Go through the listing and return every line with "Freiburg" in it.

§ TASK INPUT:
______
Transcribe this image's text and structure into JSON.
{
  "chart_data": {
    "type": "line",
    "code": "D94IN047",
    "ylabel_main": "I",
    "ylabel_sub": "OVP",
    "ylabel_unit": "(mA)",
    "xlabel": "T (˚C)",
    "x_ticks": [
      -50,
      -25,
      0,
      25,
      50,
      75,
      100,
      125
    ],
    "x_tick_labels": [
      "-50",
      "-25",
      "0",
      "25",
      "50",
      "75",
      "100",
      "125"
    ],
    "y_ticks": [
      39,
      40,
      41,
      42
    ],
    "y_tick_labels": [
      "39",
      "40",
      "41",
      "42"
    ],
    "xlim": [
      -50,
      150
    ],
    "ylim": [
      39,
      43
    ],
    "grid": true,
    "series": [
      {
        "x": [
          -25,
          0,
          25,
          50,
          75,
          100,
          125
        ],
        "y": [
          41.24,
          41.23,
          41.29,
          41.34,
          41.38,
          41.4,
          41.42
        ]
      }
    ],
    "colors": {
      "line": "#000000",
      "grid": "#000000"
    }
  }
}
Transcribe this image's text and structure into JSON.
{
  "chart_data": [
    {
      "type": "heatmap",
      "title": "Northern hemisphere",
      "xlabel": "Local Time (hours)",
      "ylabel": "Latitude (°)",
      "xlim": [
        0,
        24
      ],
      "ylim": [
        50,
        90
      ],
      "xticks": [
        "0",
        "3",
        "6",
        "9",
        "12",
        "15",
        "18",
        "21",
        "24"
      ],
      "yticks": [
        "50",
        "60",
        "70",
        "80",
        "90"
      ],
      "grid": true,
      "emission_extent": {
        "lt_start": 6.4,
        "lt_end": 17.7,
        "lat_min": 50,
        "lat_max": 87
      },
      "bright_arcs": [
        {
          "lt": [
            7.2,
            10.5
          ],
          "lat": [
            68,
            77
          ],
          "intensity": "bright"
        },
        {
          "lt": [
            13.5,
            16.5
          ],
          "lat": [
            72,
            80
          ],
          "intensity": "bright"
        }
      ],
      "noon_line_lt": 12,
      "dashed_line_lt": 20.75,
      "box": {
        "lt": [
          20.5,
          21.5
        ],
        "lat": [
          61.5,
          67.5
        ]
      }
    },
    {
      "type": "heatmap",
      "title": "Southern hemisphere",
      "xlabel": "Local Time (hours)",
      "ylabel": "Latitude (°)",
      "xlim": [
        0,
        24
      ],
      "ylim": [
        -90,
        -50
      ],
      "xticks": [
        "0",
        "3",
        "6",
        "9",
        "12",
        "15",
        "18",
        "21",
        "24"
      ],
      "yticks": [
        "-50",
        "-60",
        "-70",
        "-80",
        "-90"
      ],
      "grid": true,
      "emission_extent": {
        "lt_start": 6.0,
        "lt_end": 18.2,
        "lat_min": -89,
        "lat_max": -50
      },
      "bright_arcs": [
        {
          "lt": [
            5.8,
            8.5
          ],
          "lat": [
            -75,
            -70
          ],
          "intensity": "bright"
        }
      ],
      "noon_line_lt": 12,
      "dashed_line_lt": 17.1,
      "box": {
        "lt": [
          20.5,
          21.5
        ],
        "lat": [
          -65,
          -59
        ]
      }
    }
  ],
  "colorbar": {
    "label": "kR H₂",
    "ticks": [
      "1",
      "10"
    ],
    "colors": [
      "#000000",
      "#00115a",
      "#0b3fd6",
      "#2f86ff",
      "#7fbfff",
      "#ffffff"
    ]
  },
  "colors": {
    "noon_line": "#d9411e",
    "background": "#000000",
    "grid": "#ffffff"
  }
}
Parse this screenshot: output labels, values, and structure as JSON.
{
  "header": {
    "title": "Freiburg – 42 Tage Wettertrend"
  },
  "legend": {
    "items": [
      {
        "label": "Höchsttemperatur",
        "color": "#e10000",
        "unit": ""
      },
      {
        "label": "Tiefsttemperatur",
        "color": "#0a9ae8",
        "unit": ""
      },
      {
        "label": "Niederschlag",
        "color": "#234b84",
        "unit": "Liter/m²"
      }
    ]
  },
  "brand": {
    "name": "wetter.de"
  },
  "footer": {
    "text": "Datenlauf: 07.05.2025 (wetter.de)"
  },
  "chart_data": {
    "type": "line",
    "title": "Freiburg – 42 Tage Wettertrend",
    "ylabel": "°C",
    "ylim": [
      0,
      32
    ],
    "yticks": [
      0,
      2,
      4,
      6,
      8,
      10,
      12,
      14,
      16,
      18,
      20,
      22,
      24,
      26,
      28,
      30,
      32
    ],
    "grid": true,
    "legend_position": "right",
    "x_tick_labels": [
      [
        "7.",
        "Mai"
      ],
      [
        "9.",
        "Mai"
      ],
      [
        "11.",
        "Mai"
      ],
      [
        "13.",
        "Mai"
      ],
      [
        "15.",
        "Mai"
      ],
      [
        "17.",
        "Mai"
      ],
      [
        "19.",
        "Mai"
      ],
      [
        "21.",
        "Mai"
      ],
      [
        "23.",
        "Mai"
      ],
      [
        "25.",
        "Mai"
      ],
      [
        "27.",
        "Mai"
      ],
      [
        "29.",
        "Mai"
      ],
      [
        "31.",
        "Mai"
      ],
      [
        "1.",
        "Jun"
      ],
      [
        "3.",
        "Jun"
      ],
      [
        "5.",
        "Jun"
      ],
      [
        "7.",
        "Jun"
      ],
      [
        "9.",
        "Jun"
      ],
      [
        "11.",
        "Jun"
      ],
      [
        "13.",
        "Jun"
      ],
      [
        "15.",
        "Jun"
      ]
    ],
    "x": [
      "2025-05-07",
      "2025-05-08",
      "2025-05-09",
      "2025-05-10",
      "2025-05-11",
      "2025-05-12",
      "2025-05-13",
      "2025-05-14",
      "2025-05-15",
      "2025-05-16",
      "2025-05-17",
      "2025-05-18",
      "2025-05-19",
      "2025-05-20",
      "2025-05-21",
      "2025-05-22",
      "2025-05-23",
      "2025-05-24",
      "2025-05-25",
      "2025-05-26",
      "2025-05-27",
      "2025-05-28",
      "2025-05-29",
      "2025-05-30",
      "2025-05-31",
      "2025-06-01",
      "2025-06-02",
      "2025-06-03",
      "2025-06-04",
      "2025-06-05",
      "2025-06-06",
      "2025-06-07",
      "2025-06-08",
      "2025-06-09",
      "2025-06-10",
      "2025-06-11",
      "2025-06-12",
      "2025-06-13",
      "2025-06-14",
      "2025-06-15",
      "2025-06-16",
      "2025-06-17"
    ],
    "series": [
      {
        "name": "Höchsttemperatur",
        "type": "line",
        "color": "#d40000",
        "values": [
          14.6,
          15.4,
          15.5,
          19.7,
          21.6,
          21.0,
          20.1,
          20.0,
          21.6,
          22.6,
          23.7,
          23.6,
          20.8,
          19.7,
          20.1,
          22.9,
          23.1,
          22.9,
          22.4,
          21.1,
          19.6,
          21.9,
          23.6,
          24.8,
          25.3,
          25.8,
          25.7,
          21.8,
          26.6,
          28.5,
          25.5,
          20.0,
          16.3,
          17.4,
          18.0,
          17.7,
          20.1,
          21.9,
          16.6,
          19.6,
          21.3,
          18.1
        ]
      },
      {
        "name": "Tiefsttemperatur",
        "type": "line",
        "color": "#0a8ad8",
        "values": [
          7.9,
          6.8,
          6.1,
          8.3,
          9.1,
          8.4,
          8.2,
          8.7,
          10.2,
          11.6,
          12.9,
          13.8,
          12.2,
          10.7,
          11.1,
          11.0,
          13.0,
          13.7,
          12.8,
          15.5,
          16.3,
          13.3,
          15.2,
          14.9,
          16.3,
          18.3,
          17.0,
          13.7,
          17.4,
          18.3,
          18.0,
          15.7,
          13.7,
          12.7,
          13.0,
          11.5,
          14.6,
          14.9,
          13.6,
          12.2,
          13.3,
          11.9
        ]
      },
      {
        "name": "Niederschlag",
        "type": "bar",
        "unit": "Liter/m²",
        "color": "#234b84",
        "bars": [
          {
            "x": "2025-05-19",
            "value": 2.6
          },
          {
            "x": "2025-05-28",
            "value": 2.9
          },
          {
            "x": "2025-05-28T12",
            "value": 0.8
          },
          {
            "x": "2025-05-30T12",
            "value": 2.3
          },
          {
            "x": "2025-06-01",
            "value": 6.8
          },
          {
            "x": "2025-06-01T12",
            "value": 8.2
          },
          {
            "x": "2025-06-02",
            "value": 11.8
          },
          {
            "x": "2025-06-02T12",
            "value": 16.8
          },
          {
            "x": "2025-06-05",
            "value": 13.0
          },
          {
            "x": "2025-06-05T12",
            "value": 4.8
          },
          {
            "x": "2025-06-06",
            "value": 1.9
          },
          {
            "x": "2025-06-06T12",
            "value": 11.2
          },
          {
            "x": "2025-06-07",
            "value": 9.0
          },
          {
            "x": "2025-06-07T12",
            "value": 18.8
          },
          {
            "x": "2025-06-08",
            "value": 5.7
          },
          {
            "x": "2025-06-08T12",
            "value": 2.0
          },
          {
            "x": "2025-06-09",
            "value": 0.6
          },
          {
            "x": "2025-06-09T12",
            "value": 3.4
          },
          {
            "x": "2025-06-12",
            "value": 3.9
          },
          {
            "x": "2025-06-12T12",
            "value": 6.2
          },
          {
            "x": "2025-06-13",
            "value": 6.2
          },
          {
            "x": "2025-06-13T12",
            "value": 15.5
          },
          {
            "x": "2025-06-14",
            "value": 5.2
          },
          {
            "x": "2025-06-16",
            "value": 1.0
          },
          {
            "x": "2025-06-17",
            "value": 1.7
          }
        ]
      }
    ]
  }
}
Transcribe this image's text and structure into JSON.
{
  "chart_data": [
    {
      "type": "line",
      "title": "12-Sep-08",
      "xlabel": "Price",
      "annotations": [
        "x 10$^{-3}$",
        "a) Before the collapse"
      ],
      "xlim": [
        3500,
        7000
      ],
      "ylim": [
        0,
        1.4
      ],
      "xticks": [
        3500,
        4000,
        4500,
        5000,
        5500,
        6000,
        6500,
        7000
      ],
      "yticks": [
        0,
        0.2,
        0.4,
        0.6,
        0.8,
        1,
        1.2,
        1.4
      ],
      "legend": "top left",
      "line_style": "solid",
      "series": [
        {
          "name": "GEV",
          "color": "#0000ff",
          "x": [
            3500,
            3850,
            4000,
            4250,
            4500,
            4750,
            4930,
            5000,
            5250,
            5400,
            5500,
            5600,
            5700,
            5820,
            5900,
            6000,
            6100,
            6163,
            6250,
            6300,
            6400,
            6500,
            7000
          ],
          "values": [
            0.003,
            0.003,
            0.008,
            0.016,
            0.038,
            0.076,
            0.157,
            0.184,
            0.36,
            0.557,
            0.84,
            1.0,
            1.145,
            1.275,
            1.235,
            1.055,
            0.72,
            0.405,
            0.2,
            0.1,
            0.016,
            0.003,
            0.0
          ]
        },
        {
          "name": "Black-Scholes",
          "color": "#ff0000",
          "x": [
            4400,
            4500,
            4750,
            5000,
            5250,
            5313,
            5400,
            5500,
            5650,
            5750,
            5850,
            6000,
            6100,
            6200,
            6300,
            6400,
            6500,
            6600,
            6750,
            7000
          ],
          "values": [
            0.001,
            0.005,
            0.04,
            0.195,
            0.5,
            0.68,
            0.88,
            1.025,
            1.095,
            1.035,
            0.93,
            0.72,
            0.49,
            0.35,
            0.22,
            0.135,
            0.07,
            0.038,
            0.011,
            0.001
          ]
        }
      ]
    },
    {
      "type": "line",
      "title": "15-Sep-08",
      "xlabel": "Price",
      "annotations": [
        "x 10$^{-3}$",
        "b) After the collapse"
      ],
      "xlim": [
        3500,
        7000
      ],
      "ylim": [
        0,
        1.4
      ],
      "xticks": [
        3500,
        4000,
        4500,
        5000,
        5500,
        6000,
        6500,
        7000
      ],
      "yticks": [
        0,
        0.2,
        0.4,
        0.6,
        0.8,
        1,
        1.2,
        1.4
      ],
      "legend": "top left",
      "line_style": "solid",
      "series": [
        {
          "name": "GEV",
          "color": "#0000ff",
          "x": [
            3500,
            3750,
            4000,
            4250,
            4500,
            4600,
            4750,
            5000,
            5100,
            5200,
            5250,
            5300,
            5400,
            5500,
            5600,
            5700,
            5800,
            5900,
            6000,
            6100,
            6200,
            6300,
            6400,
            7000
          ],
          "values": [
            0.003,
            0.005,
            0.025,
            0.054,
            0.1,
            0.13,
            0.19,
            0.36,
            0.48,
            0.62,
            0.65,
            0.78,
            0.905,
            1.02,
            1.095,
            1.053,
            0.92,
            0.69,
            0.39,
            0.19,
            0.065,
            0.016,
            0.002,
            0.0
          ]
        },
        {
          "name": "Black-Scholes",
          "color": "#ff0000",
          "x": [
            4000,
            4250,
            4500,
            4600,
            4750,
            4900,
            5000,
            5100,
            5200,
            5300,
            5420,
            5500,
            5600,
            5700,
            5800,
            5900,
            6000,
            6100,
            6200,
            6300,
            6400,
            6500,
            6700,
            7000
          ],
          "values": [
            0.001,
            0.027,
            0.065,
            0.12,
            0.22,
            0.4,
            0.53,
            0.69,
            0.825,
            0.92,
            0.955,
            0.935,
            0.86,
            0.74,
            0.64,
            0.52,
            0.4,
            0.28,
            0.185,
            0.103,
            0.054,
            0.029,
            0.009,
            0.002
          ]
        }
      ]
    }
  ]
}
______
§ WRITTEN SOLUTION:
    "title": "Freiburg – 42 Tage Wettertrend"
    "title": "Freiburg – 42 Tage Wettertrend",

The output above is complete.